:: Directive ::
Search the listing for "poyamu" and copy every line where it appears.

:: Dataset extract ::
----
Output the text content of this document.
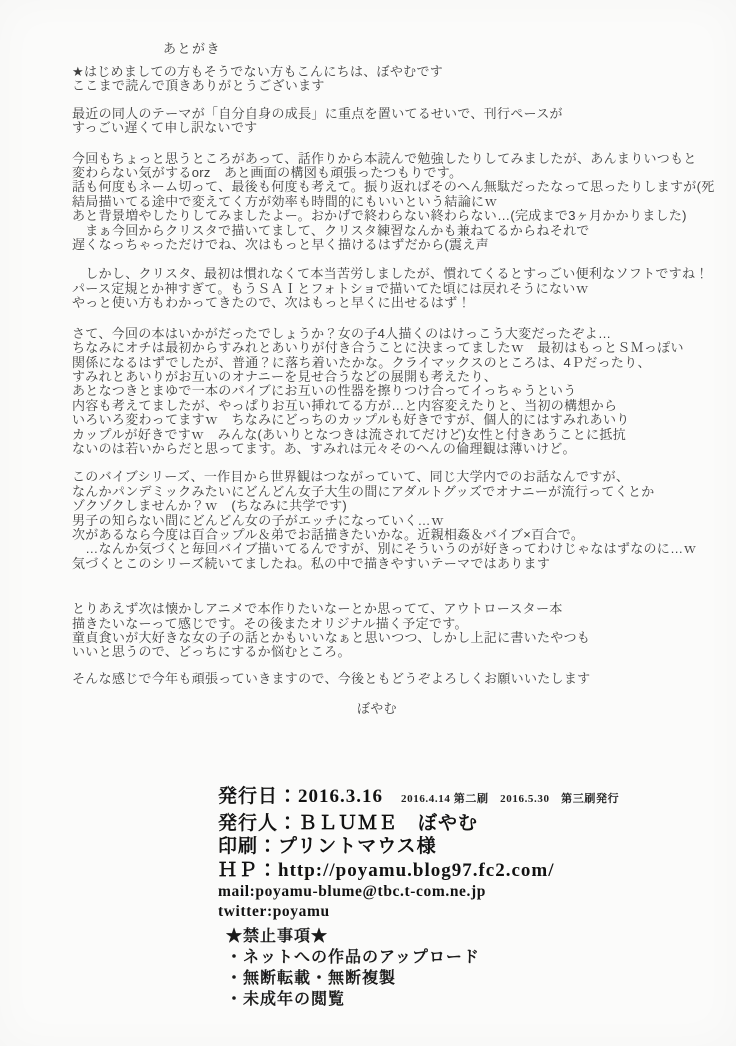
あとがき
★はじめましての方もそうでない方もこんにちは、ぼやむです
ここまで読んで頂きありがとうございます
最近の同人のテーマが「自分自身の成長」に重点を置いてるせいで、刊行ペースが
すっごい遅くて申し訳ないです
今回もちょっと思うところがあって、話作りから本読んで勉強したりしてみましたが、あんまりいつもと
変わらない気がするorz　あと画面の構図も頑張ったつもりです。
話も何度もネーム切って、最後も何度も考えて。振り返ればそのへん無駄だったなって思ったりしますが(死
結局描いてる途中で変えてく方が効率も時間的にもいいという結論にｗ
あと背景増やしたりしてみましたよー。おかげで終わらない終わらない…(完成まで3ヶ月かかりました)
　まぁ今回からクリスタで描いてまして、クリスタ練習なんかも兼ねてるからねそれで
遅くなっちゃっただけでね、次はもっと早く描けるはずだから(震え声
　しかし、クリスタ、最初は慣れなくて本当苦労しましたが、慣れてくるとすっごい便利なソフトですね！
パース定規とか神すぎて。もうＳＡＩとフォトショで描いてた頃には戻れそうにないｗ
やっと使い方もわかってきたので、次はもっと早くに出せるはず！
さて、今回の本はいかがだったでしょうか？女の子4人描くのはけっこう大変だったぞよ…
ちなみにオチは最初からすみれとあいりが付き合うことに決まってましたｗ　最初はもっとＳＭっぽい
関係になるはずでしたが、普通？に落ち着いたかな。クライマックスのところは、4Ｐだったり、
すみれとあいりがお互いのオナニーを見せ合うなどの展開も考えたり、
あとなつきとまゆで一本のバイブにお互いの性器を擦りつけ合ってイっちゃうという
内容も考えてましたが、やっぱりお互い挿れてる方が…と内容変えたりと、当初の構想から
いろいろ変わってますｗ　ちなみにどっちのカップルも好きですが、個人的にはすみれあいり
カップルが好きですｗ　みんな(あいりとなつきは流されてだけど)女性と付きあうことに抵抗
ないのは若いからだと思ってます。あ、すみれは元々そのへんの倫理観は薄いけど。
このバイブシリーズ、一作目から世界観はつながっていて、同じ大学内でのお話なんですが、
なんかパンデミックみたいにどんどん女子大生の間にアダルトグッズでオナニーが流行ってくとか
ゾクゾクしませんか？ｗ　(ちなみに共学です)
男子の知らない間にどんどん女の子がエッチになっていく…ｗ
次があるなら今度は百合ップル＆弟でお話描きたいかな。近親相姦＆バイブ×百合で。
　…なんか気づくと毎回バイブ描いてるんですが、別にそういうのが好きってわけじゃなはずなのに…ｗ
気づくとこのシリーズ続いてましたね。私の中で描きやすいテーマではあります
とりあえず次は懐かしアニメで本作りたいなーとか思ってて、アウトロースター本
描きたいなーって感じです。その後またオリジナル描く予定です。
童貞食いが大好きな女の子の話とかもいいなぁと思いつつ、しかし上記に書いたやつも
いいと思うので、どっちにするか悩むところ。
そんな感じで今年も頑張っていきますので、今後ともどうぞよろしくお願いいたします
ぼやむ
発行日：2016.3.16 2016.4.14 第二刷　2016.5.30　第三刷発行
発行人：ＢＬＵＭＥ　ぼやむ
印刷：プリントマウス様
ＨＰ：http://poyamu.blog97.fc2.com/
mail:poyamu-blume@tbc.t-com.ne.jp
twitter:poyamu
★禁止事項★
・ネットへの作品のアップロード
・無断転載・無断複製
・未成年の閲覧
----
:: Expected answer ::
ＨＰ：http://poyamu.blog97.fc2.com/
mail:poyamu-blume@tbc.t-com.ne.jp
twitter:poyamu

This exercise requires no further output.